*SHORT EXERCISE:*
Look over the lines below. Report each one that includes the string "birthday".

*EXERCISE INPUT:*

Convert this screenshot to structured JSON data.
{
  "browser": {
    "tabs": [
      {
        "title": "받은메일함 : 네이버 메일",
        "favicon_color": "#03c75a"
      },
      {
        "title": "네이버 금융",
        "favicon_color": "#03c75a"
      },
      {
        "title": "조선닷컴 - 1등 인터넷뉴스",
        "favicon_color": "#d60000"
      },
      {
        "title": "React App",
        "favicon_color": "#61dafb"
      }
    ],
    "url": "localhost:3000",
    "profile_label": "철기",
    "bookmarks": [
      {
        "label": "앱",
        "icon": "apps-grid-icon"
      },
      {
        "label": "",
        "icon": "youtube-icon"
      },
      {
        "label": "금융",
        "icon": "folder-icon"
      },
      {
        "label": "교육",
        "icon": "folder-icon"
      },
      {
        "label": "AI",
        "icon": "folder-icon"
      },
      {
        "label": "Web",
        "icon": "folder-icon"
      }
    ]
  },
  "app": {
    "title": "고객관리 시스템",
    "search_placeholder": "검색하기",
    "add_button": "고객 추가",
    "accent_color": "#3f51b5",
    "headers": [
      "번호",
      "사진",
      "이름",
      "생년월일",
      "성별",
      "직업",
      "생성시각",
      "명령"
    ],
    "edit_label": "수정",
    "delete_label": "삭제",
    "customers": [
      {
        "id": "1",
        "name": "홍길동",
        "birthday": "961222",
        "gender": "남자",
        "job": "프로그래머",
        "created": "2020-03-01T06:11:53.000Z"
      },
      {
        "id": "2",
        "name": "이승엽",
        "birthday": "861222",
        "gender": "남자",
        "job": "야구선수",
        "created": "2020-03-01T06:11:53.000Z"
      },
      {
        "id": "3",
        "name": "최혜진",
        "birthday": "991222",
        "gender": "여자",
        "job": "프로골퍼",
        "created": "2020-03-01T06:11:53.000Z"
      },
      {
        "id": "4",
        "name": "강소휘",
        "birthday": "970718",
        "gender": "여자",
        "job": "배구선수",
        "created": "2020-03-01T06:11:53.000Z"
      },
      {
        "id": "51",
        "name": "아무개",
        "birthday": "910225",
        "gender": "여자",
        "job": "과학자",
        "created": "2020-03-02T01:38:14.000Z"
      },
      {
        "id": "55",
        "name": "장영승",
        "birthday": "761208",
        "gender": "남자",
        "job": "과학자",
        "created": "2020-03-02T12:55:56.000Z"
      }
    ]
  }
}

*FINAL RESULT:*
        "birthday": "961222",
        "birthday": "861222",
        "birthday": "991222",
        "birthday": "970718",
        "birthday": "910225",
        "birthday": "761208",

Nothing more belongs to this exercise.